start Data extract
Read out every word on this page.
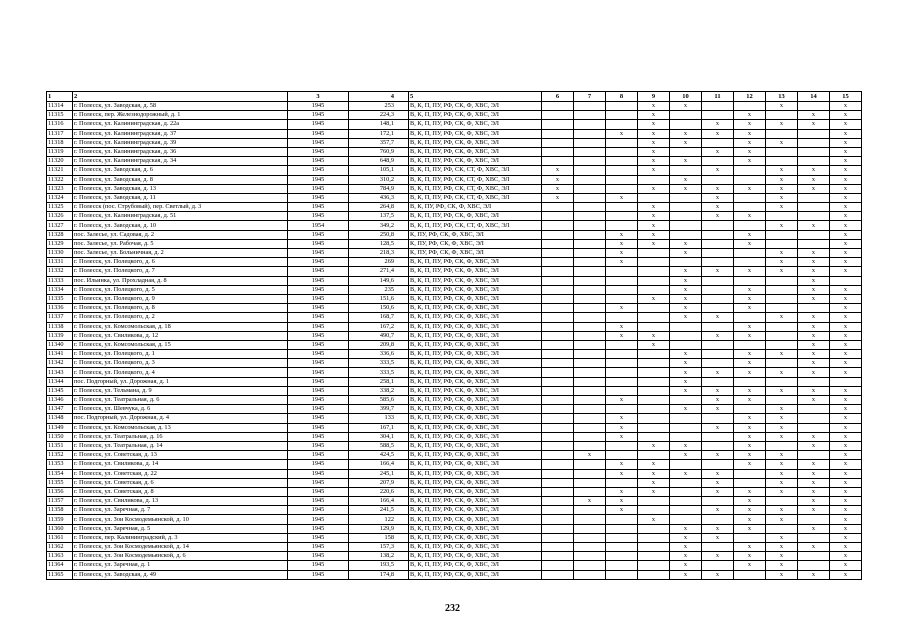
1	2	3	4	5	6	7	8	9	10	11	12	13	14	15
11314	г. Полесск, ул. Заводская, д. 58	1945	253	В, К, П, ПУ, РФ, СК, Ф, ХВС, ЭЛ				х	х			х		х
11315	г. Полесск, пер. Железнодорожный, д. 1	1945	224,3	В, К, П, ПУ, РФ, СК, Ф, ХВС, ЭЛ				х			х		х	х
11316	г. Полесск, ул. Калининградская, д. 22а	1945	148,1	В, К, П, ПУ, РФ, СК, Ф, ХВС, ЭЛ				х		х	х	х	х	х
11317	г. Полесск, ул. Калининградская, д. 37	1945	172,1	В, К, П, ПУ, РФ, СК, Ф, ХВС, ЭЛ			х	х	х	х	х			х
11318	г. Полесск, ул. Калининградская, д. 39	1945	357,7	В, К, П, ПУ, РФ, СК, Ф, ХВС, ЭЛ				х	х		х	х		х
11319	г. Полесск, ул. Калининградская, д. 36	1945	760,9	В, К, П, ПУ, РФ, СК, Ф, ХВС, ЭЛ				х		х	х			х
11320	г. Полесск, ул. Калининградская, д. 34	1945	648,9	В, К, П, ПУ, РФ, СК, Ф, ХВС, ЭЛ				х	х		х			х
11321	г. Полесск, ул. Заводская, д. 6	1945	105,1	В, К, П, ПУ, РФ, СК, СТ, Ф, ХВС, ЭЛ	х			х		х		х	х	х
11322	г. Полесск, ул. Заводская, д. 8	1945	310,2	В, К, П, ПУ, РФ, СК, СТ, Ф, ХВС, ЭЛ	х				х			х	х	х
11323	г. Полесск, ул. Заводская, д. 13	1945	784,9	В, К, П, ПУ, РФ, СК, СТ, Ф, ХВС, ЭЛ	х			х	х	х	х	х	х	х
11324	г. Полесск, ул. Заводская, д. 11	1945	436,3	В, К, П, ПУ, РФ, СК, СТ, Ф, ХВС, ЭЛ	х		х			х		х		х
11325	г. Полесск (пос. Струбовый), пер. Светлый, д. 3	1945	264,8	В, К, ПУ, РФ, СК, Ф, ХВС, ЭЛ				х		х		х		х
11326	г. Полесск, ул. Калининградская, д. 51	1945	137,5	В, К, П, ПУ, РФ, СК, Ф, ХВС, ЭЛ				х		х	х			х
11327	г. Полесск, ул. Заводская, д. 10	1954	349,2	В, К, П, ПУ, РФ, СК, СТ, Ф, ХВС, ЭЛ				х				х	х	х
11328	пос. Залесье, ул. Садовая, д. 2	1945	250,8	К, ПУ, РФ, СК, Ф, ХВС, ЭЛ			х	х			х			х
11329	пос. Залесье, ул. Рабочая, д. 5	1945	128,5	К, ПУ, РФ, СК, Ф, ХВС, ЭЛ			х	х	х		х			х
11330	пос. Залесье, ул. Больничная, д. 2	1945	218,3	К, ПУ, РФ, СК, Ф, ХВС, ЭЛ			х		х			х	х	х
11331	г. Полесск, ул. Полецкого, д. 6	1945	269	В, К, П, ПУ, РФ, СК, Ф, ХВС, ЭЛ			х					х	х	х
11332	г. Полесск, ул. Полецкого, д. 7	1945	271,4	В, К, П, ПУ, РФ, СК, Ф, ХВС, ЭЛ					х	х	х	х	х	х
11333	пос. Ильинка, ул. Прохладная, д. 8	1945	149,6	В, К, П, ПУ, РФ, СК, Ф, ХВС, ЭЛ					х				х	
11334	г. Полесск, ул. Полецкого, д. 5	1945	235	В, К, П, ПУ, РФ, СК, Ф, ХВС, ЭЛ					х		х		х	х
11335	г. Полесск, ул. Полецкого, д. 9	1945	151,6	В, К, П, ПУ, РФ, СК, Ф, ХВС, ЭЛ				х	х		х		х	х
11336	г. Полесск, ул. Полецкого, д. 8	1945	150,6	В, К, П, ПУ, РФ, СК, Ф, ХВС, ЭЛ			х		х		х			х
11337	г. Полесск, ул. Полецкого, д. 2	1945	168,7	В, К, П, ПУ, РФ, СК, Ф, ХВС, ЭЛ					х	х		х	х	х
11338	г. Полесск, ул. Комсомольская, д. 18	1945	167,2	В, К, П, ПУ, РФ, СК, Ф, ХВС, ЭЛ			х				х		х	х
11339	г. Полесск, ул. Свиликова, д. 12	1945	490,7	В, К, П, ПУ, РФ, СК, Ф, ХВС, ЭЛ			х	х		х	х		х	х
11340	г. Полесск, ул. Комсомольская, д. 15	1945	209,8	В, К, П, ПУ, РФ, СК, Ф, ХВС, ЭЛ				х					х	х
11341	г. Полесск, ул. Полецкого, д. 1	1945	336,6	В, К, П, ПУ, РФ, СК, Ф, ХВС, ЭЛ					х		х	х	х	х
11342	г. Полесск, ул. Полецкого, д. 3	1945	333,5	В, К, П, ПУ, РФ, СК, Ф, ХВС, ЭЛ					х		х		х	х
11343	г. Полесск, ул. Полецкого, д. 4	1945	333,5	В, К, П, ПУ, РФ, СК, Ф, ХВС, ЭЛ					х	х	х	х	х	х
11344	пос. Подгорный, ул. Дорожная, д. 1	1945	258,1	В, К, П, ПУ, РФ, СК, Ф, ХВС, ЭЛ					х					
11345	г. Полесск, ул. Тельмана, д. 9	1945	338,2	В, К, П, ПУ, РФ, СК, Ф, ХВС, ЭЛ					х	х	х	х	х	х
11346	г. Полесск, ул. Театральная, д. 6	1945	585,6	В, К, П, ПУ, РФ, СК, Ф, ХВС, ЭЛ			х			х	х		х	х
11347	г. Полесск, ул. Шевчука, д. 6	1945	399,7	В, К, П, ПУ, РФ, СК, Ф, ХВС, ЭЛ					х	х		х		х
11348	пос. Подгорный, ул. Дорожная, д. 4	1945	133	В, К, П, ПУ, РФ, СК, Ф, ХВС, ЭЛ			х				х	х		х
11349	г. Полесск, ул. Комсомольская, д. 13	1945	167,1	В, К, П, ПУ, РФ, СК, Ф, ХВС, ЭЛ			х			х	х	х		х
11350	г. Полесск, ул. Театральная, д. 16	1945	304,1	В, К, П, ПУ, РФ, СК, Ф, ХВС, ЭЛ			х				х	х	х	х
11351	г. Полесск, ул. Театральная, д. 14	1945	588,5	В, К, П, ПУ, РФ, СК, Ф, ХВС, ЭЛ				х	х		х		х	х
11352	г. Полесск, ул. Советская, д. 13	1945	424,5	В, К, П, ПУ, РФ, СК, Ф, ХВС, ЭЛ		х			х	х	х	х		х
11353	г. Полесск, ул. Свиликова, д. 14	1945	166,4	В, К, П, ПУ, РФ, СК, Ф, ХВС, ЭЛ			х	х			х	х	х	х
11354	г. Полесск, ул. Советская, д. 22	1945	245,1	В, К, П, ПУ, РФ, СК, Ф, ХВС, ЭЛ			х	х	х	х		х	х	х
11355	г. Полесск, ул. Советская, д. 6	1945	207,9	В, К, П, ПУ, РФ, СК, Ф, ХВС, ЭЛ				х		х		х	х	х
11356	г. Полесск, ул. Советская, д. 8	1945	220,6	В, К, П, ПУ, РФ, СК, Ф, ХВС, ЭЛ			х	х		х	х	х	х	х
11357	г. Полесск, ул. Свиликова, д. 13	1945	166,4	В, К, П, ПУ, РФ, СК, Ф, ХВС, ЭЛ		х	х				х		х	х
11358	г. Полесск, ул. Заречная, д. 7	1945	241,5	В, К, П, ПУ, РФ, СК, Ф, ХВС, ЭЛ			х			х	х	х	х	х
11359	г. Полесск, ул. Зои Космодемьянской, д. 10	1945	122	В, К, П, ПУ, РФ, СК, Ф, ХВС, ЭЛ				х			х	х		х
11360	г. Полесск, ул. Заречная, д. 5	1945	129,9	В, К, П, ПУ, РФ, СК, Ф, ХВС, ЭЛ					х	х	х		х	х
11361	г. Полесск, пер. Калининградский, д. 3	1945	158	В, К, П, ПУ, РФ, СК, Ф, ХВС, ЭЛ					х	х		х		х
11362	г. Полесск, ул. Зои Космодемьянской, д. 14	1945	157,3	В, К, П, ПУ, РФ, СК, Ф, ХВС, ЭЛ					х		х	х	х	х
11363	г. Полесск, ул. Зои Космодемьянской, д. 6	1945	138,2	В, К, П, ПУ, РФ, СК, Ф, ХВС, ЭЛ					х	х	х	х		х
11364	г. Полесск, ул. Заречная, д. 1	1945	193,5	В, К, П, ПУ, РФ, СК, Ф, ХВС, ЭЛ					х		х	х		х
11365	г. Полесск, ул. Заводская, д. 49	1945	174,8	В, К, П, ПУ, РФ, СК, Ф, ХВС, ЭЛ					х	х		х	х	х
232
end Data extract
**What you are asked to do**
Copy out each line in the preceding records that contains "Полецкого".

**Solution for this task**
11331	г. Полесск, ул. Полецкого, д. 6	1945	269	В, К, П, ПУ, РФ, СК, Ф, ХВС, ЭЛ			х					х	х	х
11332	г. Полесск, ул. Полецкого, д. 7	1945	271,4	В, К, П, ПУ, РФ, СК, Ф, ХВС, ЭЛ					х	х	х	х	х	х
11334	г. Полесск, ул. Полецкого, д. 5	1945	235	В, К, П, ПУ, РФ, СК, Ф, ХВС, ЭЛ					х		х		х	х
11335	г. Полесск, ул. Полецкого, д. 9	1945	151,6	В, К, П, ПУ, РФ, СК, Ф, ХВС, ЭЛ				х	х		х		х	х
11336	г. Полесск, ул. Полецкого, д. 8	1945	150,6	В, К, П, ПУ, РФ, СК, Ф, ХВС, ЭЛ			х		х		х			х
11337	г. Полесск, ул. Полецкого, д. 2	1945	168,7	В, К, П, ПУ, РФ, СК, Ф, ХВС, ЭЛ					х	х		х	х	х
11341	г. Полесск, ул. Полецкого, д. 1	1945	336,6	В, К, П, ПУ, РФ, СК, Ф, ХВС, ЭЛ					х		х	х	х	х
11342	г. Полесск, ул. Полецкого, д. 3	1945	333,5	В, К, П, ПУ, РФ, СК, Ф, ХВС, ЭЛ					х		х		х	х
11343	г. Полесск, ул. Полецкого, д. 4	1945	333,5	В, К, П, ПУ, РФ, СК, Ф, ХВС, ЭЛ					х	х	х	х	х	х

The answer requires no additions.